EXERCISE INPUT
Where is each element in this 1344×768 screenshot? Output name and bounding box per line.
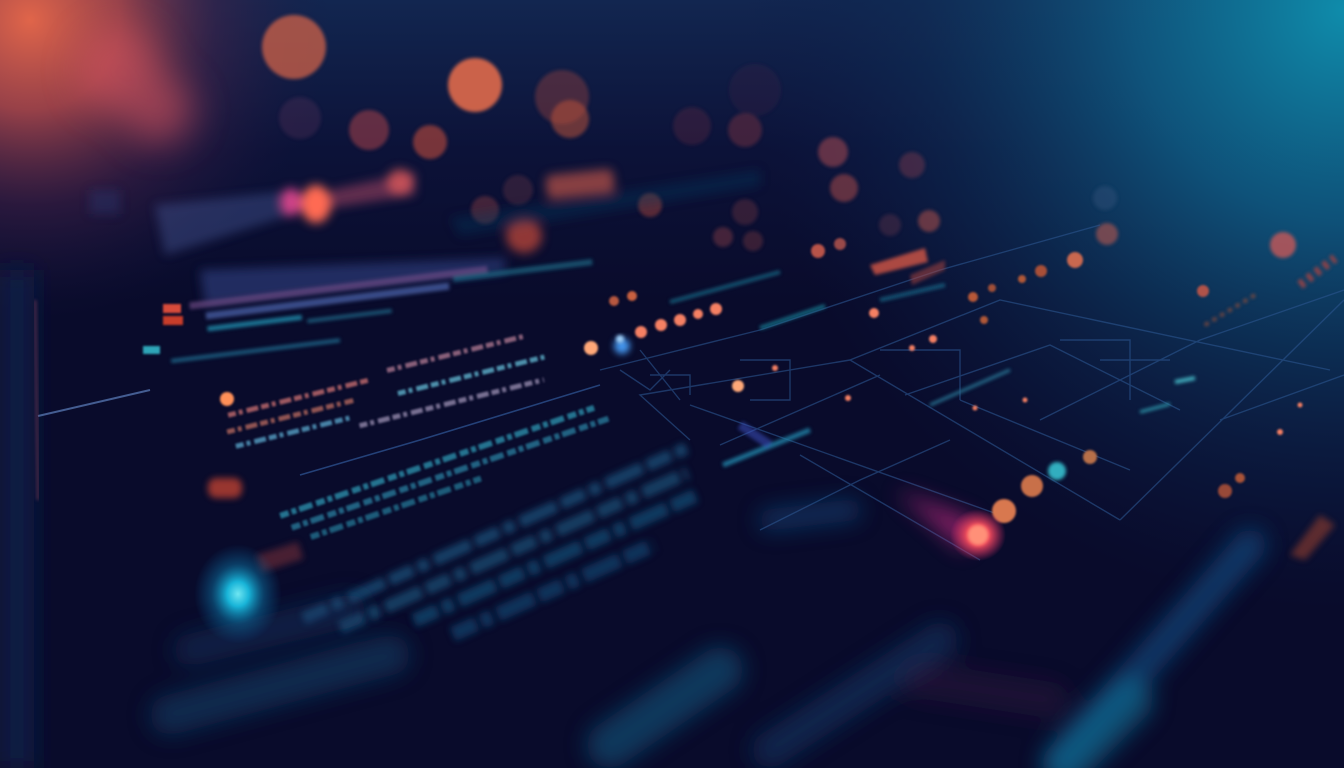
blurred code rows: lower bbox=[256, 448, 718, 687]
code text rows: middle bbox=[35, 253, 613, 544]
blurred foreground bars bbox=[170, 510, 1250, 765]
circuit diagram lines bbox=[600, 225, 1344, 560]
bokeh lights: upper area bbox=[78, 15, 1296, 258]
orange glowing nodes bbox=[584, 238, 1335, 560]
pink comet glow bbox=[895, 490, 1006, 561]
blurred code rows: top bbox=[90, 169, 760, 305]
teal dashes on circuit bbox=[670, 272, 1195, 465]
cyan glow bbox=[194, 544, 282, 644]
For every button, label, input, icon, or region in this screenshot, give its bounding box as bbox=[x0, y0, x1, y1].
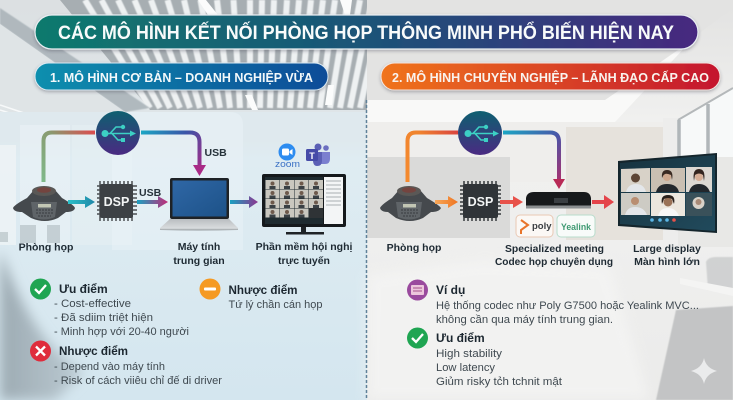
icon: DSP chip bbox=[460, 181, 501, 221]
text block: Nhược điểm: - Depend vào máy tính bbox=[54, 361, 165, 373]
label: Máy tính trung gian: Máy tính bbox=[178, 241, 220, 253]
text block: Nhược điểm: Nhược điểm bbox=[59, 344, 128, 358]
text block: Ưu điểm: - Cost-effective bbox=[54, 298, 131, 310]
arrow: codec to display bbox=[592, 195, 614, 209]
title banner: CÁC MÔ HÌNH KẾT NỐI PHÒNG HỌP THÔNG MINH PHỔ BIẾN HIỆN NAY bbox=[58, 20, 674, 44]
section header: model 1: 1. MÔ HÌNH CƠ BẢN – DOANH NGHIỆP VỪA bbox=[50, 70, 314, 85]
text block: Nhược điểm neutral: Nhược điểm bbox=[228, 283, 298, 297]
icon: Teams logo bbox=[306, 144, 330, 166]
section header: model 2: 2. MÔ HÌNH CHUYÊN NGHIỆP – LÃNH ĐẠO CẤP CAO bbox=[392, 70, 709, 85]
text block: Ưu điểm: High stability bbox=[436, 348, 503, 360]
arrow: laptop to monitor bbox=[230, 196, 258, 208]
text block: Nhược điểm neutral bbox=[228, 283, 322, 311]
icon: Zoom logo bbox=[275, 144, 300, 170]
label: Large display: Màn hình lớn bbox=[634, 256, 700, 268]
icon: Poly logo: poly bbox=[532, 221, 552, 232]
arrow: speakerphone to DSP bbox=[435, 196, 458, 208]
icon: speakerphone bbox=[380, 186, 441, 221]
section header: model 1 bbox=[35, 63, 328, 90]
icon: green check bbox=[407, 328, 428, 348]
person tiles bbox=[625, 169, 710, 216]
diagram: model 2 bbox=[380, 111, 717, 268]
background: left office bbox=[0, 0, 384, 400]
icon: red cross bbox=[30, 340, 51, 362]
panel: model 1 pros and cons bbox=[30, 278, 322, 387]
text block: Ưu điểm: - Đã sdiim triệt hiện bbox=[54, 312, 153, 324]
icon: Teams logo: T bbox=[309, 151, 315, 161]
icon: Yealink logo bbox=[557, 215, 595, 237]
text block: Ưu điểm: Ưu điểm bbox=[436, 331, 485, 345]
title banner bbox=[35, 15, 698, 49]
arrow: USB hub to codec bbox=[503, 132, 565, 189]
label: USB horizontal: USB bbox=[139, 187, 162, 199]
icon: DSP chip: DSP bbox=[468, 195, 493, 209]
text block: Ví dụ: Ví dụ bbox=[436, 283, 465, 297]
label: Phần mềm hội nghị trực tuyến: Phần mềm hội nghị bbox=[256, 241, 352, 253]
text block: Ưu điểm: Ưu điểm bbox=[59, 282, 108, 296]
panel: model 2 example and pros bbox=[407, 280, 699, 388]
icon: USB hub bbox=[458, 111, 502, 155]
text block: Ưu điểm bbox=[436, 331, 562, 388]
text block: Ưu điểm bbox=[54, 282, 189, 338]
text block: Nhược điểm bbox=[54, 344, 222, 387]
icon: large display bbox=[618, 153, 717, 233]
arrow: USB hub to laptop bbox=[141, 132, 206, 176]
section header: model 2 bbox=[381, 63, 720, 90]
text block: Ưu điểm: Giủm risky tc̉h tchnit mật bbox=[436, 376, 562, 388]
label: USB vertical: USB bbox=[204, 147, 227, 159]
icon: green check bbox=[30, 278, 51, 300]
arrow: DSP to codec bbox=[500, 196, 523, 208]
icon: USB hub bbox=[96, 111, 140, 155]
arrow: speakerphone to USB hub bbox=[408, 132, 458, 182]
icon: monitor with video conference bbox=[262, 174, 346, 234]
icon: DSP chip bbox=[97, 181, 137, 221]
text block: Ví dụ: không cần qua máy tính trung gian. bbox=[436, 314, 613, 326]
icon: codec device bbox=[526, 192, 591, 208]
icon: Zoom logo: zoom bbox=[275, 159, 300, 170]
arrow: speakerphone to DSP bbox=[68, 196, 95, 208]
icon: Poly logo bbox=[516, 215, 553, 237]
label: Large display: Large display bbox=[633, 243, 701, 255]
text block: Nhược điểm neutral: Tứ lý chần cán họp bbox=[228, 299, 322, 311]
icon: laptop bbox=[160, 178, 238, 230]
text block: Ưu điểm: - Minh hợp với 20-40 người bbox=[54, 326, 189, 338]
center dashed divider bbox=[366, 100, 368, 400]
arrow: DSP to laptop bbox=[137, 196, 168, 208]
icon: sparkle watermark bbox=[691, 358, 717, 384]
label: Máy tính trung gian: trung gian bbox=[173, 255, 225, 267]
text block: Nhược điểm: - Risk of cách viiêu chỉ đế di driver bbox=[54, 375, 222, 387]
label: Phòng họp: Phòng họp bbox=[387, 242, 441, 254]
label: Specialized meeting codec: Codec họp chuyên dụng bbox=[495, 256, 613, 268]
text block: Ví dụ bbox=[436, 283, 699, 326]
text block: Ví dụ: Hệ thống codec như Poly G7500 hoặc Yealink MVC... bbox=[436, 300, 699, 312]
arrow: speakerphone to USB hub bbox=[44, 132, 95, 182]
label: Phòng họp: Phòng họp bbox=[19, 242, 73, 254]
icon: orange minus bbox=[200, 278, 220, 300]
icon: example bbox=[407, 280, 428, 300]
icon: DSP chip: DSP bbox=[104, 195, 129, 209]
label: Specialized meeting codec: Specialized meeting bbox=[505, 243, 604, 255]
diagram: model 1 bbox=[13, 111, 352, 267]
icon: speakerphone bbox=[13, 186, 75, 221]
icon: Yealink logo: Yealink bbox=[561, 222, 592, 233]
label: Phần mềm hội nghị trực tuyến: trực tuyến bbox=[278, 255, 330, 267]
text block: Ưu điểm: Low latency bbox=[436, 362, 496, 374]
background: right room bbox=[367, 0, 733, 400]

WORK TO DO
Retype all of the material above, line for line and character for character, but leave the pictures out.

FINISHED EXERCISE
Where is each element in this 1344×768 screenshot? Output name and bounding box per line.
blurred code rows: lower bbox=[256, 448, 718, 687]
code text rows: middle bbox=[35, 253, 613, 544]
blurred foreground bars bbox=[170, 510, 1250, 765]
circuit diagram lines bbox=[600, 225, 1344, 560]
bokeh lights: upper area bbox=[78, 15, 1296, 258]
orange glowing nodes bbox=[584, 238, 1335, 560]
pink comet glow bbox=[895, 490, 1006, 561]
blurred code rows: top bbox=[90, 169, 760, 305]
teal dashes on circuit bbox=[670, 272, 1195, 465]
cyan glow bbox=[194, 544, 282, 644]
For every button, label, input, icon, or region in this screenshot, give its bounding box as bbox=[x0, y0, x1, y1].
icon: DSP chip bbox=[460, 181, 501, 221]
text block: Nhược điểm: - Depend vào máy tính bbox=[54, 361, 165, 373]
label: Máy tính trung gian: Máy tính bbox=[178, 241, 220, 253]
text block: Nhược điểm: Nhược điểm bbox=[59, 344, 128, 358]
text block: Ưu điểm: - Cost-effective bbox=[54, 298, 131, 310]
arrow: codec to display bbox=[592, 195, 614, 209]
title banner: CÁC MÔ HÌNH KẾT NỐI PHÒNG HỌP THÔNG MINH PHỔ BIẾN HIỆN NAY bbox=[58, 20, 674, 44]
section header: model 1: 1. MÔ HÌNH CƠ BẢN – DOANH NGHIỆP VỪA bbox=[50, 70, 314, 85]
text block: Nhược điểm neutral: Nhược điểm bbox=[228, 283, 298, 297]
icon: Teams logo bbox=[306, 144, 330, 166]
section header: model 2: 2. MÔ HÌNH CHUYÊN NGHIỆP – LÃNH ĐẠO CẤP CAO bbox=[392, 70, 709, 85]
text block: Ưu điểm: High stability bbox=[436, 348, 503, 360]
arrow: laptop to monitor bbox=[230, 196, 258, 208]
text block: Nhược điểm neutral bbox=[228, 283, 322, 311]
icon: Zoom logo bbox=[275, 144, 300, 170]
label: Large display: Màn hình lớn bbox=[634, 256, 700, 268]
icon: Poly logo: poly bbox=[532, 221, 552, 232]
arrow: speakerphone to DSP bbox=[435, 196, 458, 208]
icon: speakerphone bbox=[380, 186, 441, 221]
section header: model 1 bbox=[35, 63, 328, 90]
icon: green check bbox=[407, 328, 428, 348]
person tiles bbox=[625, 169, 710, 216]
diagram: model 2 bbox=[380, 111, 717, 268]
background: left office bbox=[0, 0, 384, 400]
icon: red cross bbox=[30, 340, 51, 362]
panel: model 1 pros and cons bbox=[30, 278, 322, 387]
text block: Ưu điểm: - Đã sdiim triệt hiện bbox=[54, 312, 153, 324]
icon: Teams logo: T bbox=[309, 151, 315, 161]
icon: Yealink logo bbox=[557, 215, 595, 237]
text block: Ưu điểm: Ưu điểm bbox=[436, 331, 485, 345]
title banner bbox=[35, 15, 698, 49]
arrow: USB hub to codec bbox=[503, 132, 565, 189]
label: USB horizontal: USB bbox=[139, 187, 162, 199]
icon: DSP chip: DSP bbox=[468, 195, 493, 209]
text block: Ví dụ: Ví dụ bbox=[436, 283, 465, 297]
label: Phần mềm hội nghị trực tuyến: Phần mềm hội nghị bbox=[256, 241, 352, 253]
text block: Ưu điểm: Ưu điểm bbox=[59, 282, 108, 296]
panel: model 2 example and pros bbox=[407, 280, 699, 388]
icon: USB hub bbox=[458, 111, 502, 155]
text block: Ưu điểm bbox=[436, 331, 562, 388]
text block: Ưu điểm bbox=[54, 282, 189, 338]
text block: Nhược điểm bbox=[54, 344, 222, 387]
icon: large display bbox=[618, 153, 717, 233]
arrow: USB hub to laptop bbox=[141, 132, 206, 176]
section header: model 2 bbox=[381, 63, 720, 90]
text block: Ưu điểm: Giủm risky tc̉h tchnit mật bbox=[436, 376, 562, 388]
label: USB vertical: USB bbox=[204, 147, 227, 159]
icon: green check bbox=[30, 278, 51, 300]
arrow: DSP to codec bbox=[500, 196, 523, 208]
icon: USB hub bbox=[96, 111, 140, 155]
arrow: speakerphone to USB hub bbox=[408, 132, 458, 182]
icon: monitor with video conference bbox=[262, 174, 346, 234]
icon: DSP chip bbox=[97, 181, 137, 221]
text block: Ví dụ: không cần qua máy tính trung gian. bbox=[436, 314, 613, 326]
icon: codec device bbox=[526, 192, 591, 208]
icon: Zoom logo: zoom bbox=[275, 159, 300, 170]
arrow: speakerphone to DSP bbox=[68, 196, 95, 208]
icon: Poly logo bbox=[516, 215, 553, 237]
label: Large display: Large display bbox=[633, 243, 701, 255]
text block: Nhược điểm neutral: Tứ lý chần cán họp bbox=[228, 299, 322, 311]
icon: laptop bbox=[160, 178, 238, 230]
text block: Ưu điểm: - Minh hợp với 20-40 người bbox=[54, 326, 189, 338]
center dashed divider bbox=[366, 100, 368, 400]
arrow: DSP to laptop bbox=[137, 196, 168, 208]
icon: sparkle watermark bbox=[691, 358, 717, 384]
label: Máy tính trung gian: trung gian bbox=[173, 255, 225, 267]
text block: Nhược điểm: - Risk of cách viiêu chỉ đế di driver bbox=[54, 375, 222, 387]
label: Phòng họp: Phòng họp bbox=[387, 242, 441, 254]
label: Specialized meeting codec: Codec họp chuyên dụng bbox=[495, 256, 613, 268]
text block: Ví dụ bbox=[436, 283, 699, 326]
text block: Ví dụ: Hệ thống codec như Poly G7500 hoặc Yealink MVC... bbox=[436, 300, 699, 312]
arrow: speakerphone to USB hub bbox=[44, 132, 95, 182]
label: Phòng họp: Phòng họp bbox=[19, 242, 73, 254]
icon: orange minus bbox=[200, 278, 220, 300]
icon: example bbox=[407, 280, 428, 300]
icon: DSP chip: DSP bbox=[104, 195, 129, 209]
label: Specialized meeting codec: Specialized meeting bbox=[505, 243, 604, 255]
diagram: model 1 bbox=[13, 111, 352, 267]
icon: speakerphone bbox=[13, 186, 75, 221]
icon: Yealink logo: Yealink bbox=[561, 222, 592, 233]
label: Phần mềm hội nghị trực tuyến: trực tuyến bbox=[278, 255, 330, 267]
text block: Ưu điểm: Low latency bbox=[436, 362, 496, 374]
background: right room bbox=[367, 0, 733, 400]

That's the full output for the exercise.